> Set task: From the entries below, copy every line holding the word "Сила".

> Raw records:

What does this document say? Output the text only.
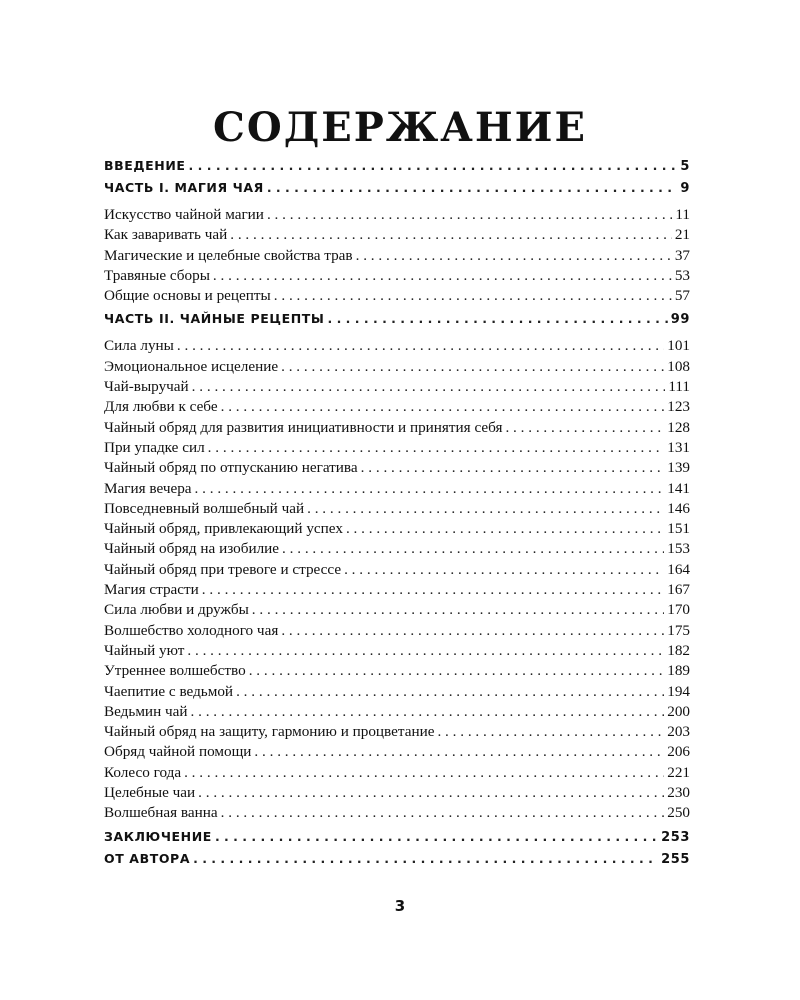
СОДЕРЖАНИЕ
ВВЕДЕНИЕ . . .	5
ЧАСТЬ I. МАГИЯ ЧАЯ . . .	9
Искусство чайной магии . . .	11
Как заваривать чай . . .	21
Магические и целебные свойства трав . . .	37
Травяные сборы . . .	53
Общие основы и рецепты . . .	57
ЧАСТЬ II. ЧАЙНЫЕ РЕЦЕПТЫ . . .	99
Сила луны . . .	101
Эмоциональное исцеление . . .	108
Чай-выручай . . .	111
Для любви к себе . . .	123
Чайный обряд для развития инициативности и принятия себя . . .	128
При упадке сил . . .	131
Чайный обряд по отпусканию негатива . . .	139
Магия вечера . . .	141
Повседневный волшебный чай . . .	146
Чайный обряд, привлекающий успех . . .	151
Чайный обряд на изобилие . . .	153
Чайный обряд при тревоге и стрессе . . .	164
Магия страсти . . .	167
Сила любви и дружбы . . .	170
Волшебство холодного чая . . .	175
Чайный уют . . .	182
Утреннее волшебство . . .	189
Чаепитие с ведьмой . . .	194
Ведьмин чай . . .	200
Чайный обряд на защиту, гармонию и процветание . . .	203
Обряд чайной помощи . . .	206
Колесо года . . .	221
Целебные чаи . . .	230
Волшебная ванна . . .	250
ЗАКЛЮЧЕНИЕ . . .	253
ОТ АВТОРА . . .	255
3
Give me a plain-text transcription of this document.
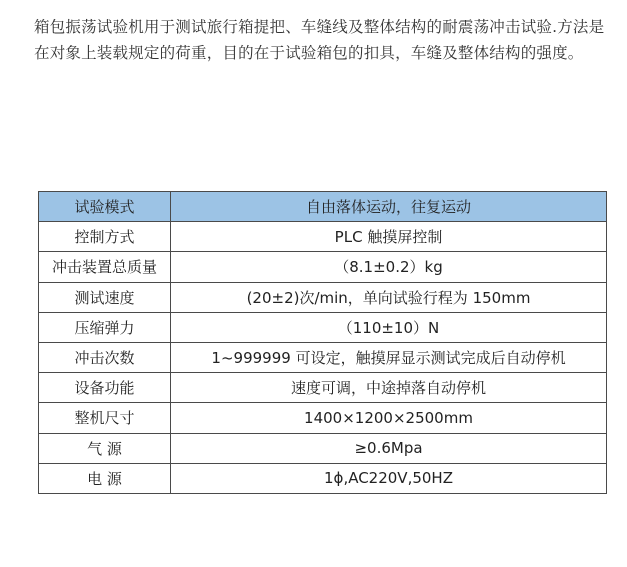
箱包振荡试验机用于测试旅行箱提把、车缝线及整体结构的耐震荡冲击试验.方法是在对象上装载规定的荷重，目的在于试验箱包的扣具，车缝及整体结构的强度。

试验模式	自由落体运动，往复运动
控制方式	PLC 触摸屏控制
冲击装置总质量	（8.1±0.2）kg
测试速度	(20±2)次/min，单向试验行程为 150mm
压缩弹力	（110±10）N
冲击次数	1~999999 可设定，触摸屏显示测试完成后自动停机
设备功能	速度可调，中途掉落自动停机
整机尺寸	1400×1200×2500mm
气 源	≥0.6Mpa
电 源	1ϕ,AC220V,50HZ
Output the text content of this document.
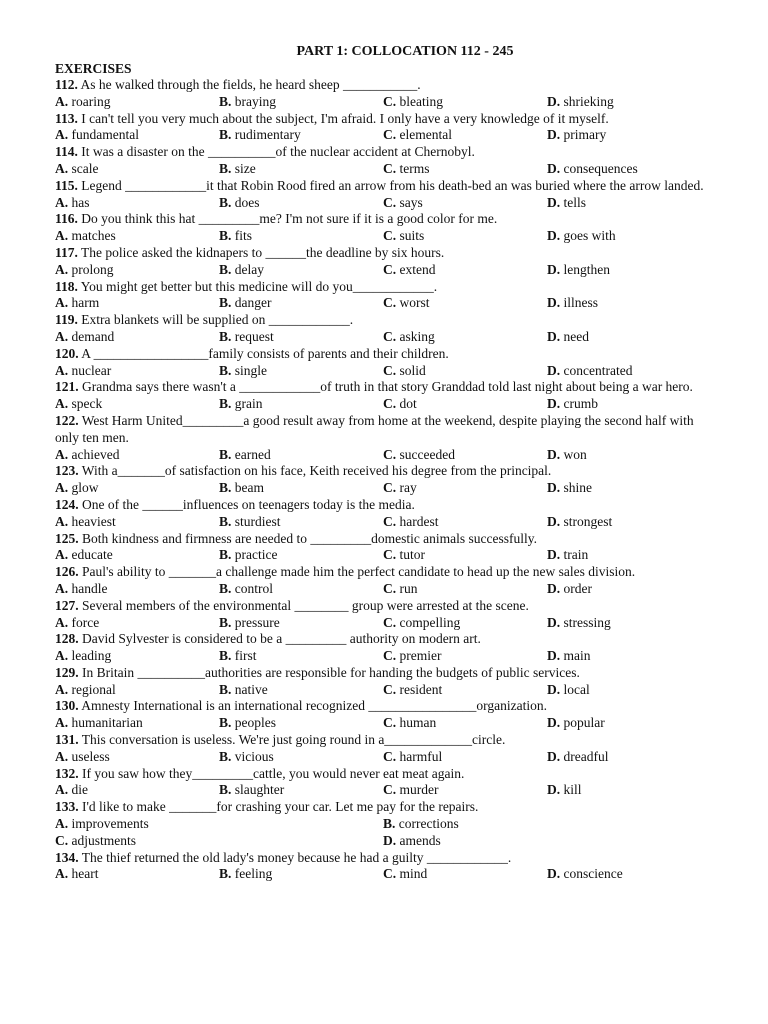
PART 1: COLLOCATION 112 - 245
EXERCISES
112. As he walked through the fields, he heard sheep ___________.
A. roaring	B. braying	C. bleating	D. shrieking
113. I can't tell you very much about the subject, I'm afraid. I only have a very knowledge of it myself.
A. fundamental	B. rudimentary	C. elemental	D. primary
114. It was a disaster on the __________of the nuclear accident at Chernobyl.
A. scale	B. size	C. terms	D. consequences
115. Legend ____________it that Robin Rood fired an arrow from his death-bed an was buried where the arrow landed.
A. has	B. does	C. says	D. tells
116. Do you think this hat _________me? I'm not sure if it is a good color for me.
A. matches	B. fits	C. suits	D. goes with
117. The police asked the kidnapers to ______the deadline by six hours.
A. prolong	B. delay	C. extend	D. lengthen
118. You might get better but this medicine will do you____________.
A. harm	B. danger	C. worst	D. illness
119. Extra blankets will be supplied on ____________.
A. demand	B. request	C. asking	D. need
120. A _________________family consists of parents and their children.
A. nuclear	B. single	C. solid	D. concentrated
121. Grandma says there wasn't a ____________of truth in that story Granddad told last night about being a war hero.
A. speck	B. grain	C. dot	D. crumb
122. West Harm United_________a good result away from home at the weekend, despite playing the second half with only ten men.
A. achieved	B. earned	C. succeeded	D. won
123. With a_______of satisfaction on his face, Keith received his degree from the principal.
A. glow	B. beam	C. ray	D. shine
124. One of the ______influences on teenagers today is the media.
A. heaviest	B. sturdiest	C. hardest	D. strongest
125. Both kindness and firmness are needed to _________domestic animals successfully.
A. educate	B. practice	C. tutor	D. train
126. Paul's ability to _______a challenge made him the perfect candidate to head up the new sales division.
A. handle	B. control	C. run	D. order
127. Several members of the environmental ________ group were arrested at the scene.
A. force	B. pressure	C. compelling	D. stressing
128. David Sylvester is considered to be a _________ authority on modern art.
A. leading	B. first	C. premier	D. main
129. In Britain __________authorities are responsible for handing the budgets of public services.
A. regional	B. native	C. resident	D. local
130. Amnesty International is an international recognized ________________organization.
A. humanitarian	B. peoples	C. human	D. popular
131. This conversation is useless. We're just going round in a_____________circle.
A. useless	B. vicious	C. harmful	D. dreadful
132. If you saw how they_________cattle, you would never eat meat again.
A. die	B. slaughter	C. murder	D. kill
133. I'd like to make _______for crashing your car. Let me pay for the repairs.
A. improvements	B. corrections
C. adjustments	D. amends
134. The thief returned the old lady's money because he had a guilty ____________.
A. heart	B. feeling	C. mind	D. conscience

> Written answer:
Сила луны . . .	101
Сила любви и дружбы . . .	170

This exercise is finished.